TESTO DEL DOCUMENTO
══════════════════════════════
L’Argentina, Buenos Aires in particolare, è uno dei paesi al mondo più fertili parlando di creazione teatrale. La capitale, con le sue 300 sale di spettacolo o più, vanta una vita culturale e drammaturgica che in ogni epoca, soprattutto dopo l’ultima sanguinosa dittatura militare, ha caratterizzato la vita dei suoi abitanti. Insomma, il teatro è parte del tessuto sociale, culturale, vitale, di questa città. C’è quello commerciale, ci sono i teatri stabili, la scena indipendente, ci sono drammaturghi che sono attori e registi, i divi di serie Netflix che la notte recitano in piccole sale underground e poi l’autofiction, la letteratura, la Storia e il nonsense.

A Buenos Aires tutti vanno a teatro, è normale, quanto ha contagiato questo la vita dei porteñi? Di sicuro la storia di questo paese ha caratterizzato la sua produzione artistica: ne è prova il grande movimento della drammaturgia argentina della post dittatura, e gli altri che seguiranno fino a quella che il conosciuto critico teatrale Jorge Dubatti ha battezzato come ‘Novisima dramaturgia argentina’.

Abbiamo interrogato chi ha dato inizio a un nuovo tipo di drammaturgia, Rafael Spregelburd, e chi oggi si fa portavoce, forse, delle nuove tendenze, Mariano Tenconi Blanco.
══════════════════════════════
DATI DISPONIBILI
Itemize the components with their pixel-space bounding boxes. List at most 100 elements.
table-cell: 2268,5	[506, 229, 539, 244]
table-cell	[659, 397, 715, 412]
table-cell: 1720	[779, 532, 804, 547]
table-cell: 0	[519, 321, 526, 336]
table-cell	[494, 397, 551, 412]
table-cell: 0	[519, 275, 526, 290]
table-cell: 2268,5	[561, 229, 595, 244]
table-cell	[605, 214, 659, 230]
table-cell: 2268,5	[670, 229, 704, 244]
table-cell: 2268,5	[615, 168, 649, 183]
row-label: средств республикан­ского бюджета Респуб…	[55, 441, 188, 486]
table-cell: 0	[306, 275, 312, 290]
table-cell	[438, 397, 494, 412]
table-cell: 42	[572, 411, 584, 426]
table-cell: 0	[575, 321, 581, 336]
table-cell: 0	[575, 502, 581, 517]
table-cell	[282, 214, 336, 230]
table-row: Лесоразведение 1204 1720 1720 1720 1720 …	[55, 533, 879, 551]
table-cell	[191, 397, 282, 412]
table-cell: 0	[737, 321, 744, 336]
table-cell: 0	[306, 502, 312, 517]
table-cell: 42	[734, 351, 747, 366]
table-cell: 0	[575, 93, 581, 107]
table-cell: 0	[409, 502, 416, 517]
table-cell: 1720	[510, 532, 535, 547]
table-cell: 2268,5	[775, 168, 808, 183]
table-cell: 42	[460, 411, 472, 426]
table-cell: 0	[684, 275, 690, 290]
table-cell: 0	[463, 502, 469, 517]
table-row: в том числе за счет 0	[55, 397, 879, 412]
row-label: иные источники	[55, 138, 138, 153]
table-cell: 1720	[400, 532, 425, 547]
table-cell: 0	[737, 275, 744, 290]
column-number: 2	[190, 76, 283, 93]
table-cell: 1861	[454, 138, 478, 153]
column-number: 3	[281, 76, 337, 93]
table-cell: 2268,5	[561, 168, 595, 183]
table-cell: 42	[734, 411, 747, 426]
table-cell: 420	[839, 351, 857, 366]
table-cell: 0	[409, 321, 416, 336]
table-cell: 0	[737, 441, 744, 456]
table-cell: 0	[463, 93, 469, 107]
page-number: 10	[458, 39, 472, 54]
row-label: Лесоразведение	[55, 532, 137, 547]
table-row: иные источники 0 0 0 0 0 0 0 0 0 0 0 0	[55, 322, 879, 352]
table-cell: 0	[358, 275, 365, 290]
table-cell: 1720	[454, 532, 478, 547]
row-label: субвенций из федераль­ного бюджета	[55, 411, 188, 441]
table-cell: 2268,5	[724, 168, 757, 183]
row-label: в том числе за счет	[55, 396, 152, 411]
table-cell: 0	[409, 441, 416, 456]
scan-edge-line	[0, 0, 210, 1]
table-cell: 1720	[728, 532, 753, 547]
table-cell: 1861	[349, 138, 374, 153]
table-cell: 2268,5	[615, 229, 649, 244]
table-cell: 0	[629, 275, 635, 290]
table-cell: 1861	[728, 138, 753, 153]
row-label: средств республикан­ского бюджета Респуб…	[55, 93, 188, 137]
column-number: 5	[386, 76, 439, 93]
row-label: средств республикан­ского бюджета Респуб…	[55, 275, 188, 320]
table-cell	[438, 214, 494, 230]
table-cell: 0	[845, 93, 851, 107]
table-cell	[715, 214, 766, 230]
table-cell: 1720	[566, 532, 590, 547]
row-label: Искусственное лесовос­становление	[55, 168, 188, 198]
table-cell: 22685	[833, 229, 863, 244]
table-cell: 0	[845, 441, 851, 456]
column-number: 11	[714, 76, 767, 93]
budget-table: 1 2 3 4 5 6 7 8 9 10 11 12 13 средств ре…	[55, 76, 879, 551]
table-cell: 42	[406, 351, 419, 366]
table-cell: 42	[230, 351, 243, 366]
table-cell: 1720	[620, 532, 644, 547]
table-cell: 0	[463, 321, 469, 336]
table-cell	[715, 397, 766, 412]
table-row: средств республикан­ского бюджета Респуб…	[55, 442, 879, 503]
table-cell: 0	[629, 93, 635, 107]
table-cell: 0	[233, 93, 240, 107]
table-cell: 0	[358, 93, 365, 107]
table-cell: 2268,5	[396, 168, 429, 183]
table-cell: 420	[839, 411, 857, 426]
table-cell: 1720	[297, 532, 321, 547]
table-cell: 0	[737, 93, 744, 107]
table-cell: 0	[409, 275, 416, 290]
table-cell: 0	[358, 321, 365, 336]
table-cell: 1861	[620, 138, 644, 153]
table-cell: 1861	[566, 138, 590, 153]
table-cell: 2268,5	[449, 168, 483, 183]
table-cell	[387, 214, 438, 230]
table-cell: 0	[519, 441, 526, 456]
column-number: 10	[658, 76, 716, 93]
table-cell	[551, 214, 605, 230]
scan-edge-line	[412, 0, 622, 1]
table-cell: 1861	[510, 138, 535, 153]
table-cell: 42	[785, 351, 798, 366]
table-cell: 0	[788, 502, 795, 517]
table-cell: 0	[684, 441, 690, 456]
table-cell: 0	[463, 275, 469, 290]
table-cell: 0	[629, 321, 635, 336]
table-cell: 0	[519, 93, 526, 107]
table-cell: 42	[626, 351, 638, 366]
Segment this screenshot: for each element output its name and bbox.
══════════════════════════════
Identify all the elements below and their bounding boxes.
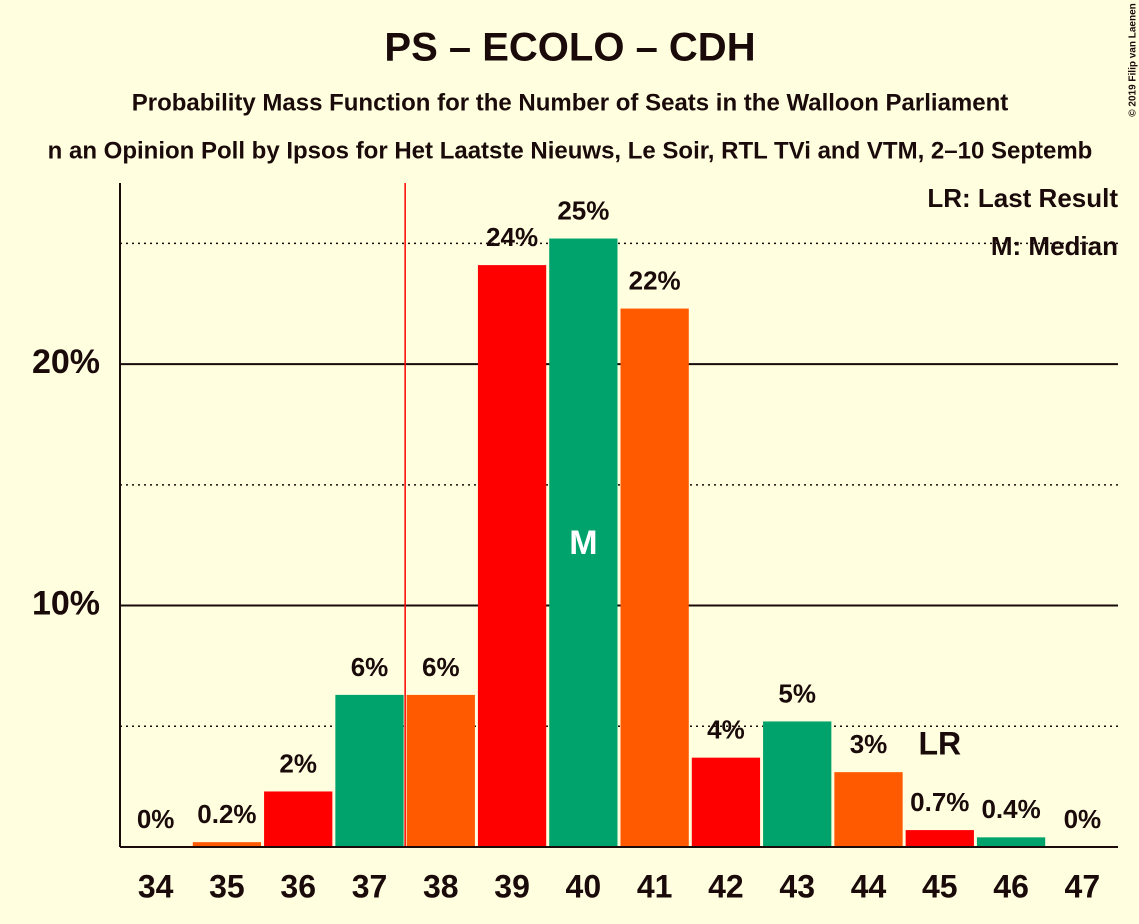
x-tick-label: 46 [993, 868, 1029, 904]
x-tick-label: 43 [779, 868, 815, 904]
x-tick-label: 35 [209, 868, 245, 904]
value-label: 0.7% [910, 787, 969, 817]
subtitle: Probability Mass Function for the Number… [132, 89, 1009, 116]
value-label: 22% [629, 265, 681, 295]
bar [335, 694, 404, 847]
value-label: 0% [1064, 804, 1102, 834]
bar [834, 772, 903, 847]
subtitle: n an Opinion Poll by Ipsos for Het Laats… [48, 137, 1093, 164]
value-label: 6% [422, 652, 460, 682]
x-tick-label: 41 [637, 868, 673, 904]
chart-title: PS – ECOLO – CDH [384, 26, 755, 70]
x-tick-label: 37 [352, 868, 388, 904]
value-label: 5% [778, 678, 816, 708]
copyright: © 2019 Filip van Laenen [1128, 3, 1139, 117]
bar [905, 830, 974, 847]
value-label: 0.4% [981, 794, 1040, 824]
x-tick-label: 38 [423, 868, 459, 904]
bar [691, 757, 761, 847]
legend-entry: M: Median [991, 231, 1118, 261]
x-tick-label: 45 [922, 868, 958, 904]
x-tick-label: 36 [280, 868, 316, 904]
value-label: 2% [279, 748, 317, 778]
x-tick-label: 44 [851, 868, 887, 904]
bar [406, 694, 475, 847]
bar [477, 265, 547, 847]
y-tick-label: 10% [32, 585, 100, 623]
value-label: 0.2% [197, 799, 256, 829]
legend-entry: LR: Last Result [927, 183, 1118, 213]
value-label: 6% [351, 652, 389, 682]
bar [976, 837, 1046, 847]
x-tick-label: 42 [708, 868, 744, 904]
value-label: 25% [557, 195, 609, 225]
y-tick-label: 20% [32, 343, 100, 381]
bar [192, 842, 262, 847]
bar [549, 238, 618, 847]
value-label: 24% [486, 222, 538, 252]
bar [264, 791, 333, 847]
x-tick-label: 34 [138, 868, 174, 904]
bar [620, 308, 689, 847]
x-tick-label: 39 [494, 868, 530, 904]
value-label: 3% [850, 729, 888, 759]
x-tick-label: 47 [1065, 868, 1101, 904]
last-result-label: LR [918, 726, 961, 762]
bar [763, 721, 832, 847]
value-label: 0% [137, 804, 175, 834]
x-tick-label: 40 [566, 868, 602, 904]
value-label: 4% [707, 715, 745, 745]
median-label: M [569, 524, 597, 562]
══════════════════════════════
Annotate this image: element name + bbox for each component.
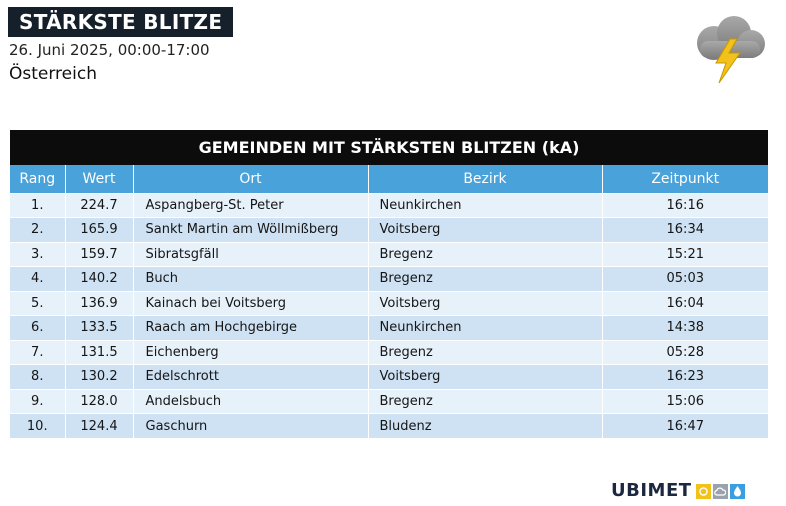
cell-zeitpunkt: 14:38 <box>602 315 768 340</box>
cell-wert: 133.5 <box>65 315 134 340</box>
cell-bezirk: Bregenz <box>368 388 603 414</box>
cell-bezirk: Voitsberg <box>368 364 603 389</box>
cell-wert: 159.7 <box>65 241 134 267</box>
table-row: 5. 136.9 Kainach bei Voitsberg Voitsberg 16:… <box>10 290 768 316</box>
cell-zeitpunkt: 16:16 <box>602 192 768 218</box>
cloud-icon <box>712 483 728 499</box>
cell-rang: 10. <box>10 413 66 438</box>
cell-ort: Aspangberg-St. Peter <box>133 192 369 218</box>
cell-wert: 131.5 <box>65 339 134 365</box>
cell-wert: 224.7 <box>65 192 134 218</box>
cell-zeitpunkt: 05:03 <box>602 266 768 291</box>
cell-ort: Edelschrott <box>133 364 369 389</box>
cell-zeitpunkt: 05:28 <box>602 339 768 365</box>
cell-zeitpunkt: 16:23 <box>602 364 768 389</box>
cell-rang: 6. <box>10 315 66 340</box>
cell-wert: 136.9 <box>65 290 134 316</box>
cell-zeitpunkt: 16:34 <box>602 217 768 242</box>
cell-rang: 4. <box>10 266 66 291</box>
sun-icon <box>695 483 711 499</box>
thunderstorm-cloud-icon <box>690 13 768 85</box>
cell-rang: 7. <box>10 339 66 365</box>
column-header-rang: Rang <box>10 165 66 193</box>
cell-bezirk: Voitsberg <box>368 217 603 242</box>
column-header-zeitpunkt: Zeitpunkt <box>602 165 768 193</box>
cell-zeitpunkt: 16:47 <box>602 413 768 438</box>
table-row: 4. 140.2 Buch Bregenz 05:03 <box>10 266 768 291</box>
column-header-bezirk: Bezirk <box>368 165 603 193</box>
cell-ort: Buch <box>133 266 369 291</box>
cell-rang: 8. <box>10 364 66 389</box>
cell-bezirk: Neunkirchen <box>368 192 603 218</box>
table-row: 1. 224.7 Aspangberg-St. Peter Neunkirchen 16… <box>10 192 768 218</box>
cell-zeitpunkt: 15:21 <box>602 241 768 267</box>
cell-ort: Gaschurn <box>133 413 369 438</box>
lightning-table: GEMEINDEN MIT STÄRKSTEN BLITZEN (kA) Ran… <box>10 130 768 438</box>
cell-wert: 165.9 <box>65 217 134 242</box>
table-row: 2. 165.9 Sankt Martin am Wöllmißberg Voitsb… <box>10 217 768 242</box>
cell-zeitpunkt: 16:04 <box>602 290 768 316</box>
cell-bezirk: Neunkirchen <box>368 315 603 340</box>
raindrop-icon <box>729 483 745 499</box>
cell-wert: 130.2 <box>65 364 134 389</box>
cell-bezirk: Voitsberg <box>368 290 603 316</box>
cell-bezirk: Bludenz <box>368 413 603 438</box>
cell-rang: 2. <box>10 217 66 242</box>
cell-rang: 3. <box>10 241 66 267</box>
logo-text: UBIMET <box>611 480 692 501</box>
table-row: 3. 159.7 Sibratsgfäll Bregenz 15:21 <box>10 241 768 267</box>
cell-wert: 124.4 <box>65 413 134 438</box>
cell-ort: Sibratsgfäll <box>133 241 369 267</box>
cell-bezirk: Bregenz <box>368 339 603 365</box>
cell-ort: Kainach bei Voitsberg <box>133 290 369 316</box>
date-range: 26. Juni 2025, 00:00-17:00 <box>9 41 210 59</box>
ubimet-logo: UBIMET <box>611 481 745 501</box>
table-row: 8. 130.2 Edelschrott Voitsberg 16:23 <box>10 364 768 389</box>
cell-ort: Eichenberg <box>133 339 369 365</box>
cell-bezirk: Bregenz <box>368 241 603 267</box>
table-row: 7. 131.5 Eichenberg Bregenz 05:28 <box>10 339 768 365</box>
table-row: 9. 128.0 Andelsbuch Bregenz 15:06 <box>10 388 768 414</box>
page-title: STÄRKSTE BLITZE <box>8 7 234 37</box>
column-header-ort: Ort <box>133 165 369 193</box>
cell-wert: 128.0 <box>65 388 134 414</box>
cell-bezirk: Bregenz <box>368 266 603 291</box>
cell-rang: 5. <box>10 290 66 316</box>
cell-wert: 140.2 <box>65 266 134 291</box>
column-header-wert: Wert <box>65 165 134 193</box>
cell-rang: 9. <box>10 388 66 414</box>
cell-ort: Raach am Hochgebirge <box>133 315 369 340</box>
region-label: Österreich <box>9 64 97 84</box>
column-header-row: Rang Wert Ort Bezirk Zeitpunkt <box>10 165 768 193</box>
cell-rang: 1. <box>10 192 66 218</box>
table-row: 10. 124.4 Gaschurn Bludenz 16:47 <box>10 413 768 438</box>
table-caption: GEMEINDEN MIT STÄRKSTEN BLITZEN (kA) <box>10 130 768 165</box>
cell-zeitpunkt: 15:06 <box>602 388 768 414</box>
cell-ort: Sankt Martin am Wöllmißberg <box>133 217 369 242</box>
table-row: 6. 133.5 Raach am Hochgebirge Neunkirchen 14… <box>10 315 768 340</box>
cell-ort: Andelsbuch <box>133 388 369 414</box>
══════════════════════════════
COSA FARAI
(a) Puoi trascrivere fedelmente il passo del testo sul teatro a Buenos Aires che comincia con le parole "A Buenos Aires" e si chiude con le parole "come ‘Novisima dramaturgia argentina’."?
(b) Puoi riscrivere solo le righe delle voci comprese tra quella che contiene "x-tick-label: 46 [993, 868, 1029, 904]" e quella che contiene "value-label: 22% [629, 265, 681, 295]", entrambe incluse, mettendo "etichetta-asse-x" al posto di "x-tick-label" e lasciando tutto il resto invariato?

RISULTATI DELLE ATTIVITÀ
(a)
A Buenos Aires tutti vanno a teatro, è normale, quanto ha contagiato questo la vita dei porteñi? Di sicuro la storia di questo paese ha caratterizzato la sua produzione artistica: ne è prova il grande movimento della drammaturgia argentina della post dittatura, e gli altri che seguiranno fino a quella che il conosciuto critico teatrale Jorge Dubatti ha battezzato come ‘Novisima dramaturgia argentina’.

(b)
etichetta-asse-x: 46 [993, 868, 1029, 904]
etichetta-asse-x: 43 [779, 868, 815, 904]
etichetta-asse-x: 35 [209, 868, 245, 904]
value-label: 0.7% [910, 787, 969, 817]
subtitle: Probability Mass Function for the Number… [132, 89, 1009, 116]
value-label: 22% [629, 265, 681, 295]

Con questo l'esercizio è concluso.